→ DATA EXCERPTS
----

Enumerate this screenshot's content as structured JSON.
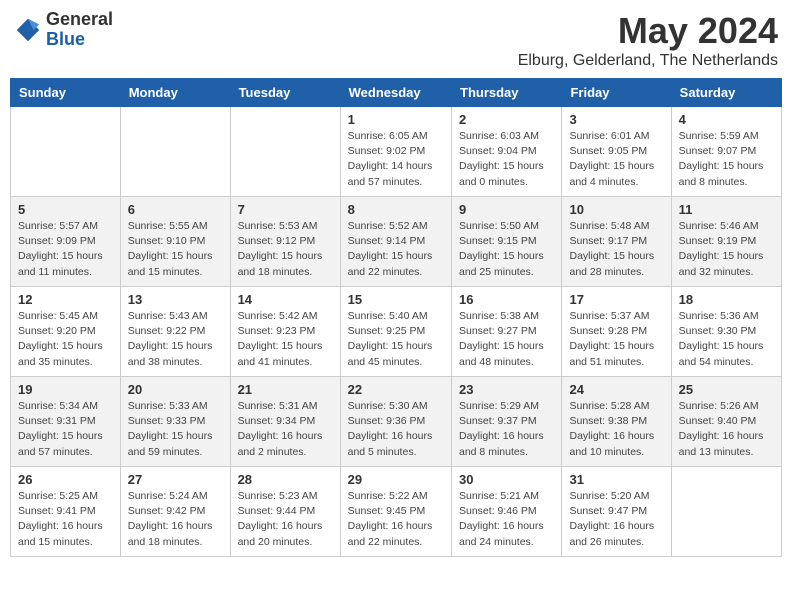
{
  "header": {
    "logo_line1": "General",
    "logo_line2": "Blue",
    "month_title": "May 2024",
    "subtitle": "Elburg, Gelderland, The Netherlands"
  },
  "days_of_week": [
    "Sunday",
    "Monday",
    "Tuesday",
    "Wednesday",
    "Thursday",
    "Friday",
    "Saturday"
  ],
  "weeks": [
    [
      {
        "day": "",
        "info": ""
      },
      {
        "day": "",
        "info": ""
      },
      {
        "day": "",
        "info": ""
      },
      {
        "day": "1",
        "info": "Sunrise: 6:05 AM\nSunset: 9:02 PM\nDaylight: 14 hours\nand 57 minutes."
      },
      {
        "day": "2",
        "info": "Sunrise: 6:03 AM\nSunset: 9:04 PM\nDaylight: 15 hours\nand 0 minutes."
      },
      {
        "day": "3",
        "info": "Sunrise: 6:01 AM\nSunset: 9:05 PM\nDaylight: 15 hours\nand 4 minutes."
      },
      {
        "day": "4",
        "info": "Sunrise: 5:59 AM\nSunset: 9:07 PM\nDaylight: 15 hours\nand 8 minutes."
      }
    ],
    [
      {
        "day": "5",
        "info": "Sunrise: 5:57 AM\nSunset: 9:09 PM\nDaylight: 15 hours\nand 11 minutes."
      },
      {
        "day": "6",
        "info": "Sunrise: 5:55 AM\nSunset: 9:10 PM\nDaylight: 15 hours\nand 15 minutes."
      },
      {
        "day": "7",
        "info": "Sunrise: 5:53 AM\nSunset: 9:12 PM\nDaylight: 15 hours\nand 18 minutes."
      },
      {
        "day": "8",
        "info": "Sunrise: 5:52 AM\nSunset: 9:14 PM\nDaylight: 15 hours\nand 22 minutes."
      },
      {
        "day": "9",
        "info": "Sunrise: 5:50 AM\nSunset: 9:15 PM\nDaylight: 15 hours\nand 25 minutes."
      },
      {
        "day": "10",
        "info": "Sunrise: 5:48 AM\nSunset: 9:17 PM\nDaylight: 15 hours\nand 28 minutes."
      },
      {
        "day": "11",
        "info": "Sunrise: 5:46 AM\nSunset: 9:19 PM\nDaylight: 15 hours\nand 32 minutes."
      }
    ],
    [
      {
        "day": "12",
        "info": "Sunrise: 5:45 AM\nSunset: 9:20 PM\nDaylight: 15 hours\nand 35 minutes."
      },
      {
        "day": "13",
        "info": "Sunrise: 5:43 AM\nSunset: 9:22 PM\nDaylight: 15 hours\nand 38 minutes."
      },
      {
        "day": "14",
        "info": "Sunrise: 5:42 AM\nSunset: 9:23 PM\nDaylight: 15 hours\nand 41 minutes."
      },
      {
        "day": "15",
        "info": "Sunrise: 5:40 AM\nSunset: 9:25 PM\nDaylight: 15 hours\nand 45 minutes."
      },
      {
        "day": "16",
        "info": "Sunrise: 5:38 AM\nSunset: 9:27 PM\nDaylight: 15 hours\nand 48 minutes."
      },
      {
        "day": "17",
        "info": "Sunrise: 5:37 AM\nSunset: 9:28 PM\nDaylight: 15 hours\nand 51 minutes."
      },
      {
        "day": "18",
        "info": "Sunrise: 5:36 AM\nSunset: 9:30 PM\nDaylight: 15 hours\nand 54 minutes."
      }
    ],
    [
      {
        "day": "19",
        "info": "Sunrise: 5:34 AM\nSunset: 9:31 PM\nDaylight: 15 hours\nand 57 minutes."
      },
      {
        "day": "20",
        "info": "Sunrise: 5:33 AM\nSunset: 9:33 PM\nDaylight: 15 hours\nand 59 minutes."
      },
      {
        "day": "21",
        "info": "Sunrise: 5:31 AM\nSunset: 9:34 PM\nDaylight: 16 hours\nand 2 minutes."
      },
      {
        "day": "22",
        "info": "Sunrise: 5:30 AM\nSunset: 9:36 PM\nDaylight: 16 hours\nand 5 minutes."
      },
      {
        "day": "23",
        "info": "Sunrise: 5:29 AM\nSunset: 9:37 PM\nDaylight: 16 hours\nand 8 minutes."
      },
      {
        "day": "24",
        "info": "Sunrise: 5:28 AM\nSunset: 9:38 PM\nDaylight: 16 hours\nand 10 minutes."
      },
      {
        "day": "25",
        "info": "Sunrise: 5:26 AM\nSunset: 9:40 PM\nDaylight: 16 hours\nand 13 minutes."
      }
    ],
    [
      {
        "day": "26",
        "info": "Sunrise: 5:25 AM\nSunset: 9:41 PM\nDaylight: 16 hours\nand 15 minutes."
      },
      {
        "day": "27",
        "info": "Sunrise: 5:24 AM\nSunset: 9:42 PM\nDaylight: 16 hours\nand 18 minutes."
      },
      {
        "day": "28",
        "info": "Sunrise: 5:23 AM\nSunset: 9:44 PM\nDaylight: 16 hours\nand 20 minutes."
      },
      {
        "day": "29",
        "info": "Sunrise: 5:22 AM\nSunset: 9:45 PM\nDaylight: 16 hours\nand 22 minutes."
      },
      {
        "day": "30",
        "info": "Sunrise: 5:21 AM\nSunset: 9:46 PM\nDaylight: 16 hours\nand 24 minutes."
      },
      {
        "day": "31",
        "info": "Sunrise: 5:20 AM\nSunset: 9:47 PM\nDaylight: 16 hours\nand 26 minutes."
      },
      {
        "day": "",
        "info": ""
      }
    ]
  ]
}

----

→ PROBLEM STATEMENT
Without the pictures, transcribe the listing above exactly.

→ THE ANSWER
Enumerate this screenshot's content as structured JSON.
{
  "header": {
    "logo_line1": "General",
    "logo_line2": "Blue",
    "month_title": "May 2024",
    "subtitle": "Elburg, Gelderland, The Netherlands"
  },
  "days_of_week": [
    "Sunday",
    "Monday",
    "Tuesday",
    "Wednesday",
    "Thursday",
    "Friday",
    "Saturday"
  ],
  "weeks": [
    [
      {
        "day": "",
        "info": ""
      },
      {
        "day": "",
        "info": ""
      },
      {
        "day": "",
        "info": ""
      },
      {
        "day": "1",
        "info": "Sunrise: 6:05 AM\nSunset: 9:02 PM\nDaylight: 14 hours\nand 57 minutes."
      },
      {
        "day": "2",
        "info": "Sunrise: 6:03 AM\nSunset: 9:04 PM\nDaylight: 15 hours\nand 0 minutes."
      },
      {
        "day": "3",
        "info": "Sunrise: 6:01 AM\nSunset: 9:05 PM\nDaylight: 15 hours\nand 4 minutes."
      },
      {
        "day": "4",
        "info": "Sunrise: 5:59 AM\nSunset: 9:07 PM\nDaylight: 15 hours\nand 8 minutes."
      }
    ],
    [
      {
        "day": "5",
        "info": "Sunrise: 5:57 AM\nSunset: 9:09 PM\nDaylight: 15 hours\nand 11 minutes."
      },
      {
        "day": "6",
        "info": "Sunrise: 5:55 AM\nSunset: 9:10 PM\nDaylight: 15 hours\nand 15 minutes."
      },
      {
        "day": "7",
        "info": "Sunrise: 5:53 AM\nSunset: 9:12 PM\nDaylight: 15 hours\nand 18 minutes."
      },
      {
        "day": "8",
        "info": "Sunrise: 5:52 AM\nSunset: 9:14 PM\nDaylight: 15 hours\nand 22 minutes."
      },
      {
        "day": "9",
        "info": "Sunrise: 5:50 AM\nSunset: 9:15 PM\nDaylight: 15 hours\nand 25 minutes."
      },
      {
        "day": "10",
        "info": "Sunrise: 5:48 AM\nSunset: 9:17 PM\nDaylight: 15 hours\nand 28 minutes."
      },
      {
        "day": "11",
        "info": "Sunrise: 5:46 AM\nSunset: 9:19 PM\nDaylight: 15 hours\nand 32 minutes."
      }
    ],
    [
      {
        "day": "12",
        "info": "Sunrise: 5:45 AM\nSunset: 9:20 PM\nDaylight: 15 hours\nand 35 minutes."
      },
      {
        "day": "13",
        "info": "Sunrise: 5:43 AM\nSunset: 9:22 PM\nDaylight: 15 hours\nand 38 minutes."
      },
      {
        "day": "14",
        "info": "Sunrise: 5:42 AM\nSunset: 9:23 PM\nDaylight: 15 hours\nand 41 minutes."
      },
      {
        "day": "15",
        "info": "Sunrise: 5:40 AM\nSunset: 9:25 PM\nDaylight: 15 hours\nand 45 minutes."
      },
      {
        "day": "16",
        "info": "Sunrise: 5:38 AM\nSunset: 9:27 PM\nDaylight: 15 hours\nand 48 minutes."
      },
      {
        "day": "17",
        "info": "Sunrise: 5:37 AM\nSunset: 9:28 PM\nDaylight: 15 hours\nand 51 minutes."
      },
      {
        "day": "18",
        "info": "Sunrise: 5:36 AM\nSunset: 9:30 PM\nDaylight: 15 hours\nand 54 minutes."
      }
    ],
    [
      {
        "day": "19",
        "info": "Sunrise: 5:34 AM\nSunset: 9:31 PM\nDaylight: 15 hours\nand 57 minutes."
      },
      {
        "day": "20",
        "info": "Sunrise: 5:33 AM\nSunset: 9:33 PM\nDaylight: 15 hours\nand 59 minutes."
      },
      {
        "day": "21",
        "info": "Sunrise: 5:31 AM\nSunset: 9:34 PM\nDaylight: 16 hours\nand 2 minutes."
      },
      {
        "day": "22",
        "info": "Sunrise: 5:30 AM\nSunset: 9:36 PM\nDaylight: 16 hours\nand 5 minutes."
      },
      {
        "day": "23",
        "info": "Sunrise: 5:29 AM\nSunset: 9:37 PM\nDaylight: 16 hours\nand 8 minutes."
      },
      {
        "day": "24",
        "info": "Sunrise: 5:28 AM\nSunset: 9:38 PM\nDaylight: 16 hours\nand 10 minutes."
      },
      {
        "day": "25",
        "info": "Sunrise: 5:26 AM\nSunset: 9:40 PM\nDaylight: 16 hours\nand 13 minutes."
      }
    ],
    [
      {
        "day": "26",
        "info": "Sunrise: 5:25 AM\nSunset: 9:41 PM\nDaylight: 16 hours\nand 15 minutes."
      },
      {
        "day": "27",
        "info": "Sunrise: 5:24 AM\nSunset: 9:42 PM\nDaylight: 16 hours\nand 18 minutes."
      },
      {
        "day": "28",
        "info": "Sunrise: 5:23 AM\nSunset: 9:44 PM\nDaylight: 16 hours\nand 20 minutes."
      },
      {
        "day": "29",
        "info": "Sunrise: 5:22 AM\nSunset: 9:45 PM\nDaylight: 16 hours\nand 22 minutes."
      },
      {
        "day": "30",
        "info": "Sunrise: 5:21 AM\nSunset: 9:46 PM\nDaylight: 16 hours\nand 24 minutes."
      },
      {
        "day": "31",
        "info": "Sunrise: 5:20 AM\nSunset: 9:47 PM\nDaylight: 16 hours\nand 26 minutes."
      },
      {
        "day": "",
        "info": ""
      }
    ]
  ]
}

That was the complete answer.